DATA LISTING:
⟨
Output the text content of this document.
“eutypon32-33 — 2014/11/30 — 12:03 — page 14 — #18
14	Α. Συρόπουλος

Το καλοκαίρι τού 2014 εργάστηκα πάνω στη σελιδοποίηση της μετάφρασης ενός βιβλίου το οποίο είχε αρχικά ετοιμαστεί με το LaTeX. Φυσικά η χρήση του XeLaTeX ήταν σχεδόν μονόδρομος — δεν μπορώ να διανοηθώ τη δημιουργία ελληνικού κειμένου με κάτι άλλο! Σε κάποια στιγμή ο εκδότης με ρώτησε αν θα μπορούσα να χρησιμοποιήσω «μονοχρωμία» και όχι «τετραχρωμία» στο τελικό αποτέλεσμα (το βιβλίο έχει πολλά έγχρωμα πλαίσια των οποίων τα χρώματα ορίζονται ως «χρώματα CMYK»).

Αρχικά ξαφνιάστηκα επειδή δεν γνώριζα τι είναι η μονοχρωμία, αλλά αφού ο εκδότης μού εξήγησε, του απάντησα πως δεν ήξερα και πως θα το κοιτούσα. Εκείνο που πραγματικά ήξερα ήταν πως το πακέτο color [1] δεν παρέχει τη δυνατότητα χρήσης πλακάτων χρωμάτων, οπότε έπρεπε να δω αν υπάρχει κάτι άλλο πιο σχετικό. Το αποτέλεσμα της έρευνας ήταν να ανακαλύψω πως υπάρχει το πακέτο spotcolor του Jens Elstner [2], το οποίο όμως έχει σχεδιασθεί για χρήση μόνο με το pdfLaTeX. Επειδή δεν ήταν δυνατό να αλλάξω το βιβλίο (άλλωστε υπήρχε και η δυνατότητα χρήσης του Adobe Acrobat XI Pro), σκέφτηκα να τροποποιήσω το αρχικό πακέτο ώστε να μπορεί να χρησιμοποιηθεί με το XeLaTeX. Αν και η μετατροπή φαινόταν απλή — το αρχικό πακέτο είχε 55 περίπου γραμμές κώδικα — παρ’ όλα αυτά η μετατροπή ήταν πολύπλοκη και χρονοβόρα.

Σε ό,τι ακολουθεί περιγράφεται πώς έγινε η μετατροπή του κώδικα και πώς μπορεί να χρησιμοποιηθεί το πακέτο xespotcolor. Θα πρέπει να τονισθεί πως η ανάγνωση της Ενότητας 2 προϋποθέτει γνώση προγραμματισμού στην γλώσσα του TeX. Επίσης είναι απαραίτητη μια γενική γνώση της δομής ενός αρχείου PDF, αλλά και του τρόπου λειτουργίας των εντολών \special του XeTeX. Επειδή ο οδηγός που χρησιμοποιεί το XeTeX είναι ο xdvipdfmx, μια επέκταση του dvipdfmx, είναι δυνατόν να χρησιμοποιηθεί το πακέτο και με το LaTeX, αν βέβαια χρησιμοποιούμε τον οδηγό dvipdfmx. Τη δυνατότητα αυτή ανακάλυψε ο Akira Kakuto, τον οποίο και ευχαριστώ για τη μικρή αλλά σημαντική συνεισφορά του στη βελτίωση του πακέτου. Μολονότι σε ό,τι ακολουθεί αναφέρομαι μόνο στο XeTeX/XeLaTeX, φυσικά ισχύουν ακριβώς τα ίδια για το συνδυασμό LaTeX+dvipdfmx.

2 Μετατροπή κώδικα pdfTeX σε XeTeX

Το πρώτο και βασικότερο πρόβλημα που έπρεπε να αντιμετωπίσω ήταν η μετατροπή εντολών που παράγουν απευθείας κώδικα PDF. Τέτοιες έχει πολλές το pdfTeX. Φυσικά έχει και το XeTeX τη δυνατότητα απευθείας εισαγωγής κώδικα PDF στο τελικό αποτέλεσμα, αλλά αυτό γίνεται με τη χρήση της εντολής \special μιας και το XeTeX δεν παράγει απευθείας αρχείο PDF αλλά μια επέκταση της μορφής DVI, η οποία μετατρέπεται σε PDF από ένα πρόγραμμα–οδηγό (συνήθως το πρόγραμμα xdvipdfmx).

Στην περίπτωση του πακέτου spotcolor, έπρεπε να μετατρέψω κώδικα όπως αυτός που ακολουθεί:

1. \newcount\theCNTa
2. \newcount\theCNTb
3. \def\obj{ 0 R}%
⟩
TO DO:
Return only the count of lines in the records that hold the word "newcount".

THE RESPONSE:
2